▼▼▼
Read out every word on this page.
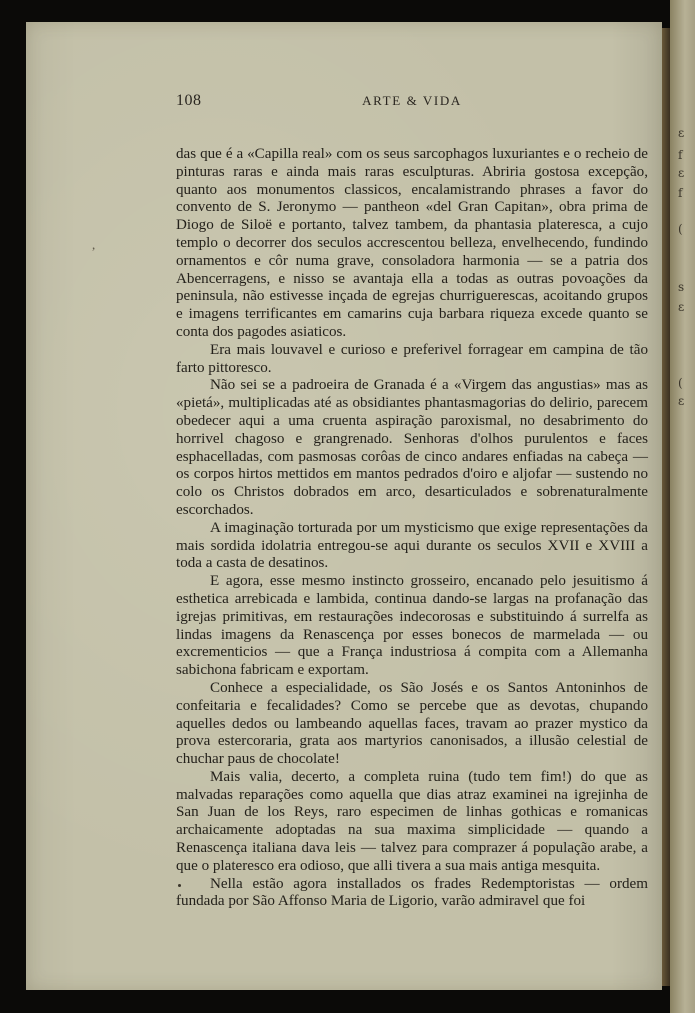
ε
f
ε
f
(
s
ε
(
ε
108	ARTE & VIDA
,

das que é a «Capilla real» com os seus sarcophagos luxuriantes e o recheio de pinturas raras e ainda mais raras esculpturas. Abriria gostosa excepção, quanto aos monumentos classicos, encalamistrando phrases a favor do convento de S. Jeronymo — pantheon «del Gran Capitan», obra prima de Diogo de Siloë e portanto, talvez tambem, da phantasia plateresca, a cujo templo o decorrer dos seculos accrescentou belleza, envelhecendo, fundindo ornamentos e côr numa grave, consoladora harmonia — se a patria dos Abencerragens, e nisso se avantaja ella a todas as outras povoações da peninsula, não estivesse inçada de egrejas churriguerescas, acoitando grupos e imagens terrificantes em camarins cuja barbara riqueza excede quanto se conta dos pagodes asiaticos.

Era mais louvavel e curioso e preferivel forragear em campina de tão farto pittoresco.

Não sei se a padroeira de Granada é a «Virgem das angustias» mas as «pietá», multiplicadas até as obsidiantes phantasmagorias do delirio, parecem obedecer aqui a uma cruenta aspiração paroxismal, no desabrimento do horrivel chagoso e grangrenado. Senhoras d'olhos purulentos e faces esphacelladas, com pasmosas corôas de cinco andares enfiadas na cabeça — os corpos hirtos mettidos em mantos pedrados d'oiro e aljofar — sustendo no colo os Christos dobrados em arco, desarticulados e sobrenaturalmente escorchados.

A imaginação torturada por um mysticismo que exige representações da mais sordida idolatria entregou-se aqui durante os seculos XVII e XVIII a toda a casta de desatinos.

E agora, esse mesmo instincto grosseiro, encanado pelo jesuitismo á esthetica arrebicada e lambida, continua dando-se largas na profanação das igrejas primitivas, em restaurações indecorosas e substituindo á surrelfa as lindas imagens da Renascença por esses bonecos de marmelada — ou excrementicios — que a França industriosa á compita com a Allemanha sabichona fabricam e exportam.

Conhece a especialidade, os São Josés e os Santos Antoninhos de confeitaria e fecalidades? Como se percebe que as devotas, chupando aquelles dedos ou lambeando aquellas faces, travam ao prazer mystico da prova estercoraria, grata aos martyrios canonisados, a illusão celestial de chuchar paus de chocolate!

Mais valia, decerto, a completa ruina (tudo tem fim!) do que as malvadas reparações como aquella que dias atraz examinei na igrejinha de San Juan de los Reys, raro especimen de linhas gothicas e romanicas archaicamente adoptadas na sua maxima simplicidade — quando a Renascença italiana dava leis — talvez para comprazer á população arabe, a que o plateresco era odioso, que alli tivera a sua mais antiga mesquita.

Nella estão agora installados os frades Redemptoristas — ordem fundada por São Affonso Maria de Ligorio, varão admiravel que foi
▲▲▲
Count the lines that hold the string "faces" and state that number alone.

COMPLETED EXERCISE. 2